OBJECTIVE: Take the data that follows and retype it word for word.

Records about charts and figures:
= = = = = = =

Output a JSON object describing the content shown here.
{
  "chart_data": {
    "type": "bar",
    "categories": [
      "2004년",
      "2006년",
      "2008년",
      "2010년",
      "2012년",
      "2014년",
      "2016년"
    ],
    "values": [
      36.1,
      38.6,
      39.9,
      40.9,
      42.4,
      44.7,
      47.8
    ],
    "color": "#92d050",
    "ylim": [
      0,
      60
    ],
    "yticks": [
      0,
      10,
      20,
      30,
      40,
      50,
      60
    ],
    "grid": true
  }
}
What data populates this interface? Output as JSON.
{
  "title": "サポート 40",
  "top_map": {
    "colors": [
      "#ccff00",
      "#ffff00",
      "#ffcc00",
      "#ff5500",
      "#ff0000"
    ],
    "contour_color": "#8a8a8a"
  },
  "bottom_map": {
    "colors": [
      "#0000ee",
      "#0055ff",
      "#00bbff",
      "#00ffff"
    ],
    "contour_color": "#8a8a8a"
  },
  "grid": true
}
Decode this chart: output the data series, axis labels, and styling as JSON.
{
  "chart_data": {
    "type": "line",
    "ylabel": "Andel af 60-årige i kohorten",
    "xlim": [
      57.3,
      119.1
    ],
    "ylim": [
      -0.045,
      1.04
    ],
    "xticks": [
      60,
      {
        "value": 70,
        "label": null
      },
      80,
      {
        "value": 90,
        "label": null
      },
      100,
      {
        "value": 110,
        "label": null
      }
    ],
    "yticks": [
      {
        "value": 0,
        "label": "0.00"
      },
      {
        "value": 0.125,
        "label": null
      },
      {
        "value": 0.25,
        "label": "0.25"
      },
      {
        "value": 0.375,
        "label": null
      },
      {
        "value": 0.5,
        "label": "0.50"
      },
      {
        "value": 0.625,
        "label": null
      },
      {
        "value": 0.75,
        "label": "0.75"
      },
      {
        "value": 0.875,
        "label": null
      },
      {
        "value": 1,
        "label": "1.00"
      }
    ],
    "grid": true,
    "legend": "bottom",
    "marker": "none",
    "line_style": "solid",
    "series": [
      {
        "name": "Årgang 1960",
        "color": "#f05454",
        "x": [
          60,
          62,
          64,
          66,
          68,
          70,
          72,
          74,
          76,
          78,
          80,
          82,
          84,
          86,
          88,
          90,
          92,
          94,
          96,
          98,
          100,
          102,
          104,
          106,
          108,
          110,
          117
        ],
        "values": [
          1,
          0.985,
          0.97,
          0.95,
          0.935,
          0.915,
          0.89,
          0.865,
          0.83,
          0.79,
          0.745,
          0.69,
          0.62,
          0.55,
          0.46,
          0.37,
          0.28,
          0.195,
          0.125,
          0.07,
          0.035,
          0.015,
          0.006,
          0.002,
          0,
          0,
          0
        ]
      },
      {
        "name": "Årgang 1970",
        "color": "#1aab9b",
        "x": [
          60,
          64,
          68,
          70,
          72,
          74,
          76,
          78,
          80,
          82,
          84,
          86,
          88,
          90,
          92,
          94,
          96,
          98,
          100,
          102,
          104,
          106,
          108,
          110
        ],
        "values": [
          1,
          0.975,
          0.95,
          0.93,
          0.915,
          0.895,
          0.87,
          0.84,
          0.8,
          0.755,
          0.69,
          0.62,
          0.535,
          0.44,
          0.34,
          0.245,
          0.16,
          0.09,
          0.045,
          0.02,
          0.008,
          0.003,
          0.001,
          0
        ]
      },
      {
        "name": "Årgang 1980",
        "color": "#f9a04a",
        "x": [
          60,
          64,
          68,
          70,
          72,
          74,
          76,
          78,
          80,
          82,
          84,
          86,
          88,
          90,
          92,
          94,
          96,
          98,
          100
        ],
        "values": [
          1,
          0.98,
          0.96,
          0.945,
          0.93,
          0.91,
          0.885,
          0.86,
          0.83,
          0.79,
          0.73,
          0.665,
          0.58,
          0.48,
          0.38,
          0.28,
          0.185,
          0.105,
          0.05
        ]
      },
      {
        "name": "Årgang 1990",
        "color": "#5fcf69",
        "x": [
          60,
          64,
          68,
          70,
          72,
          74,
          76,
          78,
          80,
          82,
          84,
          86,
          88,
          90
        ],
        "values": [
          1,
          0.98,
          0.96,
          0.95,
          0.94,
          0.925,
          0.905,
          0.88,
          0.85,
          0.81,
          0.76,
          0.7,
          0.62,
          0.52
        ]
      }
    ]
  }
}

= = = = = = =

RESPONSE FOR THIS EXERCISE:
Output a JSON object describing the content shown here.
{
  "chart_data": {
    "type": "bar",
    "categories": [
      "2004년",
      "2006년",
      "2008년",
      "2010년",
      "2012년",
      "2014년",
      "2016년"
    ],
    "values": [
      36.1,
      38.6,
      39.9,
      40.9,
      42.4,
      44.7,
      47.8
    ],
    "color": "#92d050",
    "ylim": [
      0,
      60
    ],
    "yticks": [
      0,
      10,
      20,
      30,
      40,
      50,
      60
    ],
    "grid": true
  }
}
What data populates this interface? Output as JSON.
{
  "title": "サポート 40",
  "top_map": {
    "colors": [
      "#ccff00",
      "#ffff00",
      "#ffcc00",
      "#ff5500",
      "#ff0000"
    ],
    "contour_color": "#8a8a8a"
  },
  "bottom_map": {
    "colors": [
      "#0000ee",
      "#0055ff",
      "#00bbff",
      "#00ffff"
    ],
    "contour_color": "#8a8a8a"
  },
  "grid": true
}
Decode this chart: output the data series, axis labels, and styling as JSON.
{
  "chart_data": {
    "type": "line",
    "ylabel": "Andel af 60-årige i kohorten",
    "xlim": [
      57.3,
      119.1
    ],
    "ylim": [
      -0.045,
      1.04
    ],
    "xticks": [
      60,
      {
        "value": 70,
        "label": null
      },
      80,
      {
        "value": 90,
        "label": null
      },
      100,
      {
        "value": 110,
        "label": null
      }
    ],
    "yticks": [
      {
        "value": 0,
        "label": "0.00"
      },
      {
        "value": 0.125,
        "label": null
      },
      {
        "value": 0.25,
        "label": "0.25"
      },
      {
        "value": 0.375,
        "label": null
      },
      {
        "value": 0.5,
        "label": "0.50"
      },
      {
        "value": 0.625,
        "label": null
      },
      {
        "value": 0.75,
        "label": "0.75"
      },
      {
        "value": 0.875,
        "label": null
      },
      {
        "value": 1,
        "label": "1.00"
      }
    ],
    "grid": true,
    "legend": "bottom",
    "marker": "none",
    "line_style": "solid",
    "series": [
      {
        "name": "Årgang 1960",
        "color": "#f05454",
        "x": [
          60,
          62,
          64,
          66,
          68,
          70,
          72,
          74,
          76,
          78,
          80,
          82,
          84,
          86,
          88,
          90,
          92,
          94,
          96,
          98,
          100,
          102,
          104,
          106,
          108,
          110,
          117
        ],
        "values": [
          1,
          0.985,
          0.97,
          0.95,
          0.935,
          0.915,
          0.89,
          0.865,
          0.83,
          0.79,
          0.745,
          0.69,
          0.62,
          0.55,
          0.46,
          0.37,
          0.28,
          0.195,
          0.125,
          0.07,
          0.035,
          0.015,
          0.006,
          0.002,
          0,
          0,
          0
        ]
      },
      {
        "name": "Årgang 1970",
        "color": "#1aab9b",
        "x": [
          60,
          64,
          68,
          70,
          72,
          74,
          76,
          78,
          80,
          82,
          84,
          86,
          88,
          90,
          92,
          94,
          96,
          98,
          100,
          102,
          104,
          106,
          108,
          110
        ],
        "values": [
          1,
          0.975,
          0.95,
          0.93,
          0.915,
          0.895,
          0.87,
          0.84,
          0.8,
          0.755,
          0.69,
          0.62,
          0.535,
          0.44,
          0.34,
          0.245,
          0.16,
          0.09,
          0.045,
          0.02,
          0.008,
          0.003,
          0.001,
          0
        ]
      },
      {
        "name": "Årgang 1980",
        "color": "#f9a04a",
        "x": [
          60,
          64,
          68,
          70,
          72,
          74,
          76,
          78,
          80,
          82,
          84,
          86,
          88,
          90,
          92,
          94,
          96,
          98,
          100
        ],
        "values": [
          1,
          0.98,
          0.96,
          0.945,
          0.93,
          0.91,
          0.885,
          0.86,
          0.83,
          0.79,
          0.73,
          0.665,
          0.58,
          0.48,
          0.38,
          0.28,
          0.185,
          0.105,
          0.05
        ]
      },
      {
        "name": "Årgang 1990",
        "color": "#5fcf69",
        "x": [
          60,
          64,
          68,
          70,
          72,
          74,
          76,
          78,
          80,
          82,
          84,
          86,
          88,
          90
        ],
        "values": [
          1,
          0.98,
          0.96,
          0.95,
          0.94,
          0.925,
          0.905,
          0.88,
          0.85,
          0.81,
          0.76,
          0.7,
          0.62,
          0.52
        ]
      }
    ]
  }
}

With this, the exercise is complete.